→ **Prompt**
Each line containing the word "content" must be collected.

→ **Data to use**
= = = =

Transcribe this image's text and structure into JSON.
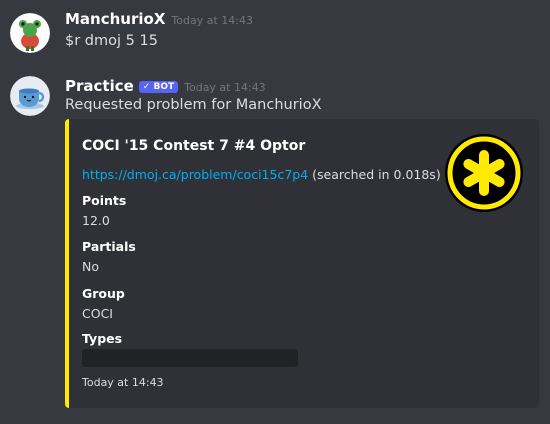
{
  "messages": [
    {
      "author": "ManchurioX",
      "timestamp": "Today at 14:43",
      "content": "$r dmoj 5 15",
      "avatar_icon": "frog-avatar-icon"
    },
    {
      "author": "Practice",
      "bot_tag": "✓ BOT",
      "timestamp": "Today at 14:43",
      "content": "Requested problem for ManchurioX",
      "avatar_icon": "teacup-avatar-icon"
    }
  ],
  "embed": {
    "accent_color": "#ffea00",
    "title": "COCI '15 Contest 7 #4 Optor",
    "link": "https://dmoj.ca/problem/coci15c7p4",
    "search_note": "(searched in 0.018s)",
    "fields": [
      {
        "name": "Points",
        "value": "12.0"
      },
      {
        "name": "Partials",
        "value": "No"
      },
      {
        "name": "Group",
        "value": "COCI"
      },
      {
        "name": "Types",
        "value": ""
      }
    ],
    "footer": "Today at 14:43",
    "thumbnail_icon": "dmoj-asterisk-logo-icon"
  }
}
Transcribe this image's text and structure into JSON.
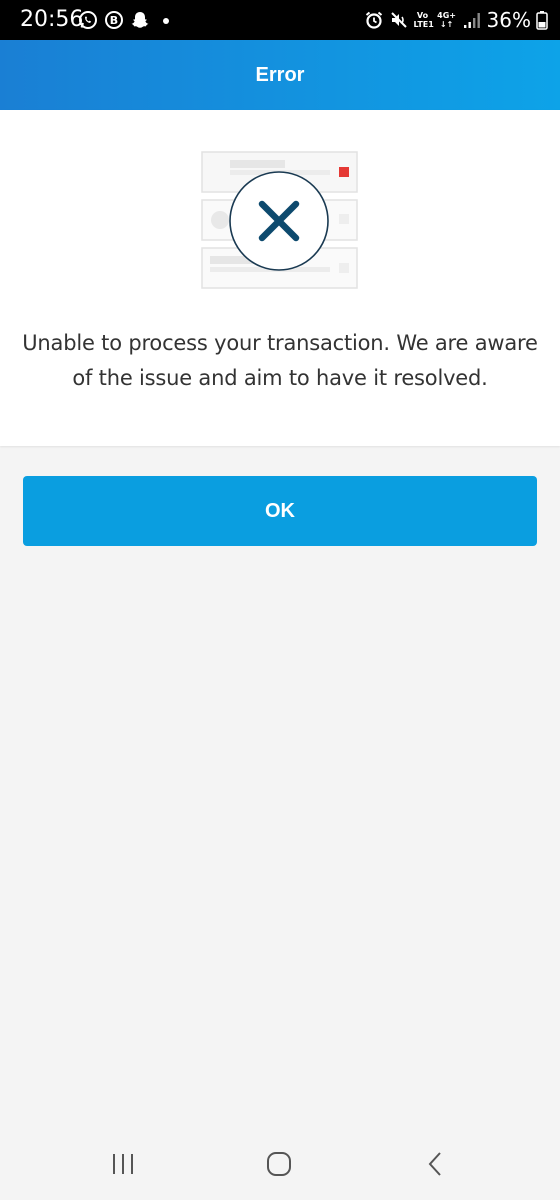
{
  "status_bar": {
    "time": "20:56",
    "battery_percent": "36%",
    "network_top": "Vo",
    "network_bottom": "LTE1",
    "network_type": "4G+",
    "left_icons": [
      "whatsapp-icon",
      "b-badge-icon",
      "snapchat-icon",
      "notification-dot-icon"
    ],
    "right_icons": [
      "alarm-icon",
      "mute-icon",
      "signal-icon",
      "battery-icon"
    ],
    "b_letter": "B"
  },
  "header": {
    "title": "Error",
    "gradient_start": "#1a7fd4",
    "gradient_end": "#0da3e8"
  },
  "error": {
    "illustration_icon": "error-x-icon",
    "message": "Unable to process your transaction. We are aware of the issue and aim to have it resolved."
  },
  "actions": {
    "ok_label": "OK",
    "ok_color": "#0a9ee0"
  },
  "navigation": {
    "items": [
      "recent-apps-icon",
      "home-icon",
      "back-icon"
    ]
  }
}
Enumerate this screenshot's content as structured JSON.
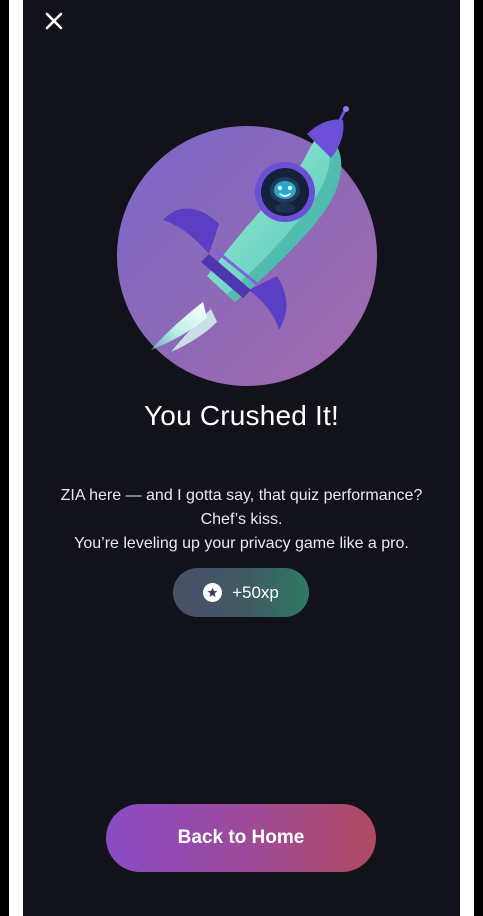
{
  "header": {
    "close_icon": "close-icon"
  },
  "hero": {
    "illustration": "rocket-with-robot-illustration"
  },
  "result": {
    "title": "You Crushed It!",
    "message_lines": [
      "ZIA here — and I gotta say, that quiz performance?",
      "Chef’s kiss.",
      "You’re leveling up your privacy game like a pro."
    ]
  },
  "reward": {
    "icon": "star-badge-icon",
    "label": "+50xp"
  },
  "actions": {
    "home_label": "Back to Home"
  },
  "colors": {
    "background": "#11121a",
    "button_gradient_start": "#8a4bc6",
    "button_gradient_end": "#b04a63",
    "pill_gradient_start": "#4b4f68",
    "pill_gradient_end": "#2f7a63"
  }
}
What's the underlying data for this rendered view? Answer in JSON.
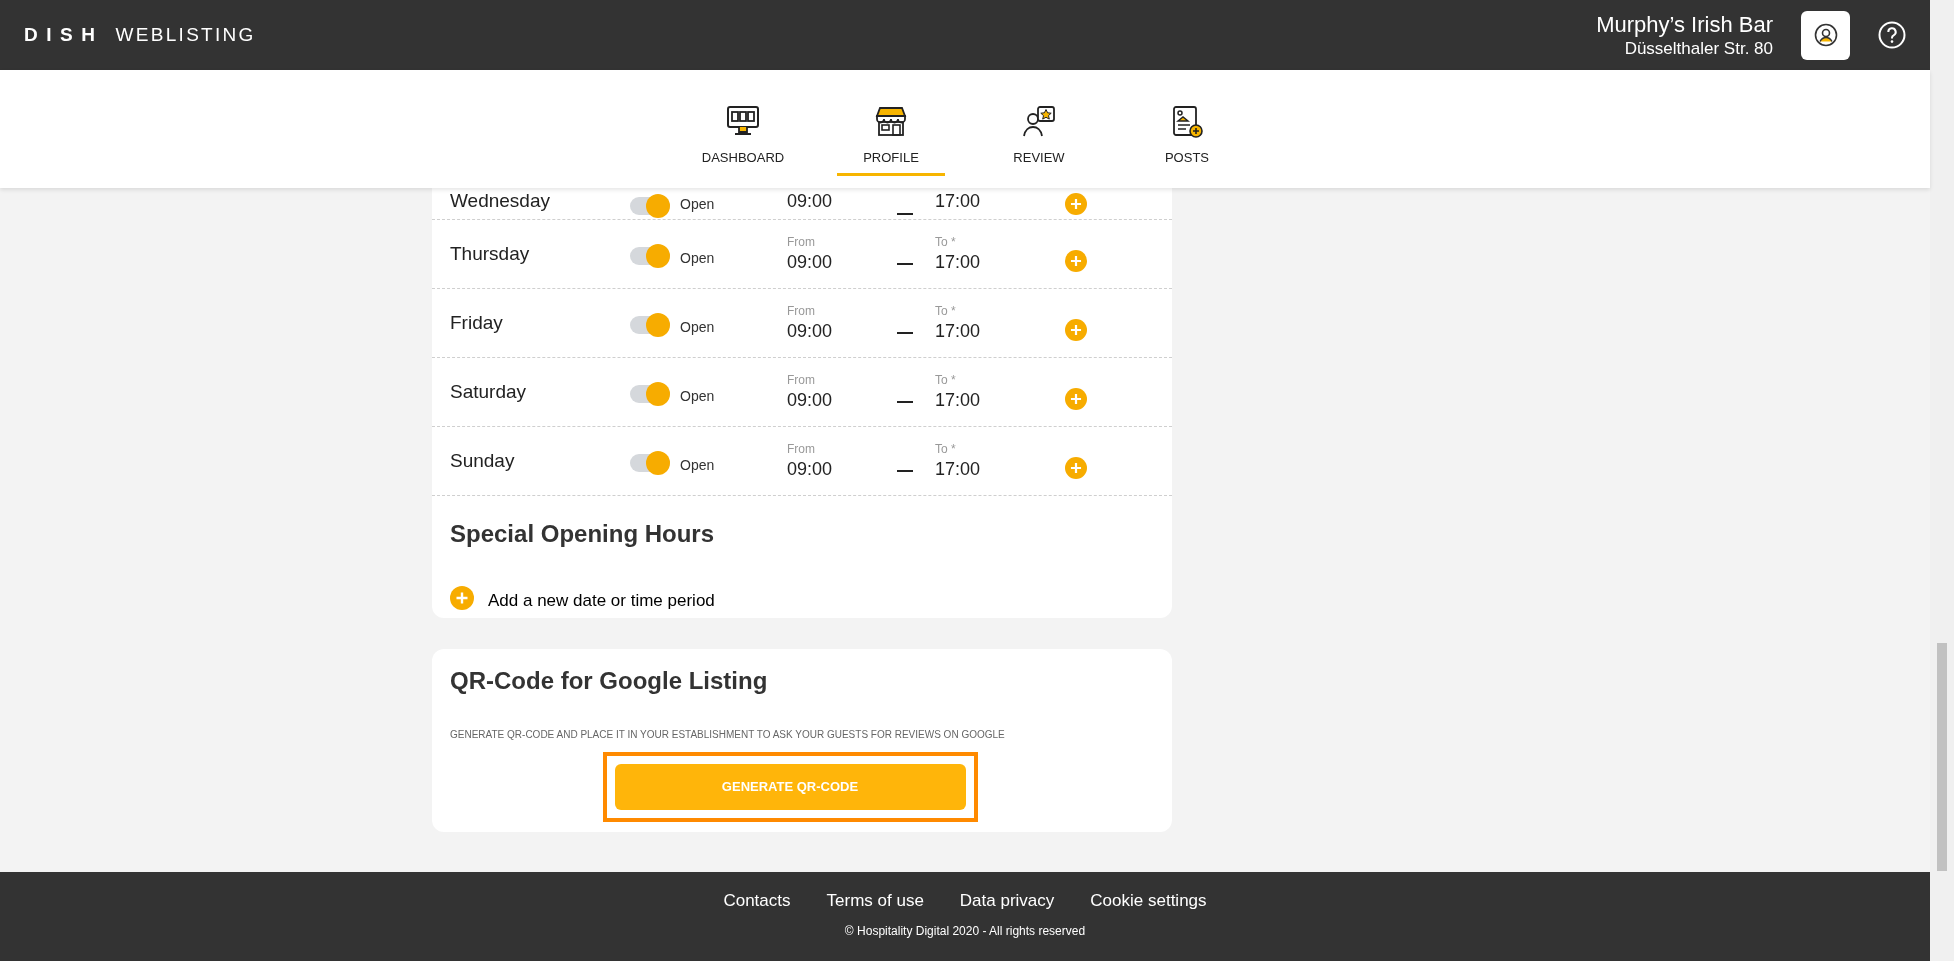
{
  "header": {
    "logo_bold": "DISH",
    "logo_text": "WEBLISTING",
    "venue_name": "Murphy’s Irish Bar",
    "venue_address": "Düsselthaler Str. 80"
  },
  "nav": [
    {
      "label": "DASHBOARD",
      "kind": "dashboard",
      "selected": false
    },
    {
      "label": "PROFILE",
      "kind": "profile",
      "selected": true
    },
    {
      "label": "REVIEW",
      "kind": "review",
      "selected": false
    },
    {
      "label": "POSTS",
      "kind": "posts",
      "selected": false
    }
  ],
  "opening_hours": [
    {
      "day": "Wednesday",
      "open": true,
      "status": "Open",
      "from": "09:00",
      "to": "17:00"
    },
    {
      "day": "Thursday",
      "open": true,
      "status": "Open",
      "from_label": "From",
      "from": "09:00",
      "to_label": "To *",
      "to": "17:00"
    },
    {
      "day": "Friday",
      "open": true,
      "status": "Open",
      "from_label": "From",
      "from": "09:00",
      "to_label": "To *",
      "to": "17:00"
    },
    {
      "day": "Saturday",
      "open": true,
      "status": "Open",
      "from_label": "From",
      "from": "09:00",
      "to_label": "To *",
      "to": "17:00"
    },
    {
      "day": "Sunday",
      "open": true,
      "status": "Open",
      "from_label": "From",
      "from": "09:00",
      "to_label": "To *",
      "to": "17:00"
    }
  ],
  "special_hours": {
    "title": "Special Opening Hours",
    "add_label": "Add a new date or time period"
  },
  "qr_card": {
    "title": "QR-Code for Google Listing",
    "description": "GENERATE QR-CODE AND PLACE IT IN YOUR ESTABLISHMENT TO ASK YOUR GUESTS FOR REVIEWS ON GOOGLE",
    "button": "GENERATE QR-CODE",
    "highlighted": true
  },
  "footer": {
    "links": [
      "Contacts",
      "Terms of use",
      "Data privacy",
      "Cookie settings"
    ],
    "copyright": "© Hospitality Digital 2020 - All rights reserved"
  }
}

= = = =

→ **Response for this exercise**
      "content": "$r dmoj 5 15",
      "content": "Requested problem for ManchurioX",
Enumerate this screenshot's content as structured JSON.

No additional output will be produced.